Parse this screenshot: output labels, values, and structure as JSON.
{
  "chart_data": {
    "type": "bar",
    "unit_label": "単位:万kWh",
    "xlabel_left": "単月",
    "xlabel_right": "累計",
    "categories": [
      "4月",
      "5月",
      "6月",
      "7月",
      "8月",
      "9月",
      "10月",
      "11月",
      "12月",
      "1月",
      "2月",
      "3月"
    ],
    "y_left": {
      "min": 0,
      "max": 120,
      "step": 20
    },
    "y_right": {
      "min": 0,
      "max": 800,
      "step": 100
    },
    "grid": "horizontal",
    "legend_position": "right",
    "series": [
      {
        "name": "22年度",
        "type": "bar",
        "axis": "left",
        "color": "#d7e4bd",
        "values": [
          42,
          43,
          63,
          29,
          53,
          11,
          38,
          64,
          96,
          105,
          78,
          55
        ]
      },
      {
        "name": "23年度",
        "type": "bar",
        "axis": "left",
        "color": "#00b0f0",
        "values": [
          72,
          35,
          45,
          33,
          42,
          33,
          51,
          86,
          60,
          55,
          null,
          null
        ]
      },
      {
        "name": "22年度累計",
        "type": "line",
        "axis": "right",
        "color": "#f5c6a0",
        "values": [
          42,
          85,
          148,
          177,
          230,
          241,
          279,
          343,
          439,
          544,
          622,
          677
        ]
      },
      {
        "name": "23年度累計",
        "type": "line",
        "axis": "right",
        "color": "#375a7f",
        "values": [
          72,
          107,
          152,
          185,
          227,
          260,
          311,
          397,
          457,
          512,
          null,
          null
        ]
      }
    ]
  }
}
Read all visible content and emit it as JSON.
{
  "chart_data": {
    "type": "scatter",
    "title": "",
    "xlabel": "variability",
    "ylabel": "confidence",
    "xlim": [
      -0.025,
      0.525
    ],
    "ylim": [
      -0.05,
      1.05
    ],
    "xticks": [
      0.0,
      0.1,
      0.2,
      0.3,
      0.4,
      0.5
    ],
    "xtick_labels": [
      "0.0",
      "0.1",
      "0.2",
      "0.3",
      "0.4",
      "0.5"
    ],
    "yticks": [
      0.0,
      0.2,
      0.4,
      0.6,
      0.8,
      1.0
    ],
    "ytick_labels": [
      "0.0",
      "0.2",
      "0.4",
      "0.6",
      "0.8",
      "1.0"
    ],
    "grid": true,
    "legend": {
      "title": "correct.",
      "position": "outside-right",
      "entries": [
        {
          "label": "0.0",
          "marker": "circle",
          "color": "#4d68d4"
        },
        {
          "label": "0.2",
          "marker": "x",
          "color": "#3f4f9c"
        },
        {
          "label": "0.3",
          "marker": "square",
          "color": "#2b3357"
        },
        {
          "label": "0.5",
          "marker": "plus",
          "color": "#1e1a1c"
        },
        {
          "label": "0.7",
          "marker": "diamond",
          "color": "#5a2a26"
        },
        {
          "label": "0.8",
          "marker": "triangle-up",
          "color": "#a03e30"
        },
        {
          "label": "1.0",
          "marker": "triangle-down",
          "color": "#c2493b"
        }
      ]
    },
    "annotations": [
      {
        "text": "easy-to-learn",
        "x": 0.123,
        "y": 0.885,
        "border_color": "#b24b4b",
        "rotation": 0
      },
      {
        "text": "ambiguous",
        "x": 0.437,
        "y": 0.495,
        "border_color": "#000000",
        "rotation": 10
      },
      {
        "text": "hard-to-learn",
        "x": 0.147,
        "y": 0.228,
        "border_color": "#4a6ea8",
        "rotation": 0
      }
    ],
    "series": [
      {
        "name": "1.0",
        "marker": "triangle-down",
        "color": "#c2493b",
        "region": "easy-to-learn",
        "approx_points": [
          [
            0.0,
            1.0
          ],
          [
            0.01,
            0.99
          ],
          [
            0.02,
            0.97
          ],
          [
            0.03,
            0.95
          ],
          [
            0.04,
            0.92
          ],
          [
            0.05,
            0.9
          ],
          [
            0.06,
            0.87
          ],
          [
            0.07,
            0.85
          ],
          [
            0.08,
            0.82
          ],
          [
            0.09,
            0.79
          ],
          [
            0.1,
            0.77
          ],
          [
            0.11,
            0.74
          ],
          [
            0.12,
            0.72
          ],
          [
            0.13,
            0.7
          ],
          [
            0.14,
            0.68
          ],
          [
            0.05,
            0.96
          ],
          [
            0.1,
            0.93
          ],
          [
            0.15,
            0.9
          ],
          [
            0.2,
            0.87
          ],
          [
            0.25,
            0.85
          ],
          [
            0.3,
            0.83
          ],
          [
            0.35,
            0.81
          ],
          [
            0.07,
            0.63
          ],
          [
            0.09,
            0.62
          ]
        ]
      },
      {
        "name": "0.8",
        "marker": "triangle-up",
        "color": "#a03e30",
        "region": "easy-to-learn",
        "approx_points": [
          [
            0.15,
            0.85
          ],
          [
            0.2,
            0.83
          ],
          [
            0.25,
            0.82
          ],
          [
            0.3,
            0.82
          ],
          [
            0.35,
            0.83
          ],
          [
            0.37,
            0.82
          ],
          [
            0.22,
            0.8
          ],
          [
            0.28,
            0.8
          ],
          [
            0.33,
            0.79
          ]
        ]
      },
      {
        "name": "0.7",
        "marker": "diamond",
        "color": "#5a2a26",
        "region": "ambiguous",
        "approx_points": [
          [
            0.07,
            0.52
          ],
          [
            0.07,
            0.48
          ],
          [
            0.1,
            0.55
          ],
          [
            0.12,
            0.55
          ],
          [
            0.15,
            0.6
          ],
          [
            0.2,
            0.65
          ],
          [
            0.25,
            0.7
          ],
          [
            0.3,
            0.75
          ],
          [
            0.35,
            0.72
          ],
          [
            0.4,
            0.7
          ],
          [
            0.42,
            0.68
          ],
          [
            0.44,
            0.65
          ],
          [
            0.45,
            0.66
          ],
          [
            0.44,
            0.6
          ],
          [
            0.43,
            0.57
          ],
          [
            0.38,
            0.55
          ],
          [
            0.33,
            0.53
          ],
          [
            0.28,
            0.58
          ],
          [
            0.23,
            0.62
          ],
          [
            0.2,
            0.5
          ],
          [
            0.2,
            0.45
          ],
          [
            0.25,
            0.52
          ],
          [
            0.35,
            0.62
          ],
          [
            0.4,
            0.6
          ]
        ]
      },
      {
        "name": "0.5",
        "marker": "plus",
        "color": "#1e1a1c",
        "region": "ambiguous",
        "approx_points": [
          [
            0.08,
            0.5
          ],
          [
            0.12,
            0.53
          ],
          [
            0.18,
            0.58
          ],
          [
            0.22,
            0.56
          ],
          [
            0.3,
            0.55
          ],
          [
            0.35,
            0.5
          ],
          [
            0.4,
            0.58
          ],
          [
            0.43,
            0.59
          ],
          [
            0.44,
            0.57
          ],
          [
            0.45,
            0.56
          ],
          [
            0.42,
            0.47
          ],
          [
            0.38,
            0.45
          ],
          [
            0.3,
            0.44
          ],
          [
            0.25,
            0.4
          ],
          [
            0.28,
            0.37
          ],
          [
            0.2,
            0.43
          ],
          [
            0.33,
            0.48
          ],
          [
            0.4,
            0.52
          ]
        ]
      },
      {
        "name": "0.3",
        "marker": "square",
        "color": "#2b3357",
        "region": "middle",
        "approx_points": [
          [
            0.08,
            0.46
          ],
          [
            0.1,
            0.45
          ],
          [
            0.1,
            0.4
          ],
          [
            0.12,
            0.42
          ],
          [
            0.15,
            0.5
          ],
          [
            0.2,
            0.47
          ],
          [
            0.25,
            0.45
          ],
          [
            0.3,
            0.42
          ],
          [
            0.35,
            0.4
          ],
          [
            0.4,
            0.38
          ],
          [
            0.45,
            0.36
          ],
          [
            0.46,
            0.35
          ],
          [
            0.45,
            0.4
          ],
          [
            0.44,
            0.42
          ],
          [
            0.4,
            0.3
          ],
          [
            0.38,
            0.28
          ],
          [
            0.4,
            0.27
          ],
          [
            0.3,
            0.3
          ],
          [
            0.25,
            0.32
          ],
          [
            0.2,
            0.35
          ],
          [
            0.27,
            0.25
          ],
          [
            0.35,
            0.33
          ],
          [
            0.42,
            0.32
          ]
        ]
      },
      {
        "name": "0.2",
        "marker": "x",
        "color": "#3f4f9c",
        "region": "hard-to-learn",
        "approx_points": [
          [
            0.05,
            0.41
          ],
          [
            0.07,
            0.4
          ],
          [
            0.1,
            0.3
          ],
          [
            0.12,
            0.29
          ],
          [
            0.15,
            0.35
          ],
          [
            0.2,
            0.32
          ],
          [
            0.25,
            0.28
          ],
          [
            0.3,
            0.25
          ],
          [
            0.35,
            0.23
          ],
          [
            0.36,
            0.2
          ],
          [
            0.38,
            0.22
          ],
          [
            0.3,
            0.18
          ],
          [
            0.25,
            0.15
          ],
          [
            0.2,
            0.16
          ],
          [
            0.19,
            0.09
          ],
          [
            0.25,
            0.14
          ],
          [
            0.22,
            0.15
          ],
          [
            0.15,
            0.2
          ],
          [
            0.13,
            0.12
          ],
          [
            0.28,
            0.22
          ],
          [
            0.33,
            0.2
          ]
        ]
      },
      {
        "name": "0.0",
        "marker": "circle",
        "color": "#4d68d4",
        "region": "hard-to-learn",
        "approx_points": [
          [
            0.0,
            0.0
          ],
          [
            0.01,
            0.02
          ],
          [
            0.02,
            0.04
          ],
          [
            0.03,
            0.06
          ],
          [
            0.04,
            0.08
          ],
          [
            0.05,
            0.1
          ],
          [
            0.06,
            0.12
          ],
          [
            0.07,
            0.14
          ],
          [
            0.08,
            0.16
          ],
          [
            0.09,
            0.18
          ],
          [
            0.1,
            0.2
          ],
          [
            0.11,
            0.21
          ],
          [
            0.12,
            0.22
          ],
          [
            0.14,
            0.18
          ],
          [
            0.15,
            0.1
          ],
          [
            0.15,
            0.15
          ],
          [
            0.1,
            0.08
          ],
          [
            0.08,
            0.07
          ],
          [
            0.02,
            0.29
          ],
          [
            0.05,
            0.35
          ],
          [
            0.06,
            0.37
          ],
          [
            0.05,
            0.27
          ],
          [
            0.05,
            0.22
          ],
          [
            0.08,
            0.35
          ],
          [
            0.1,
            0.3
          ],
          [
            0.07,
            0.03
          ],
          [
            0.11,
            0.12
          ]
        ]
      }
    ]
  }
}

_ _ _ _

**Your instructions:**
Look above for every line with the word "text" and copy it.

**Solved problem:**
        "text": "easy-to-learn",
        "text": "ambiguous",
        "text": "hard-to-learn",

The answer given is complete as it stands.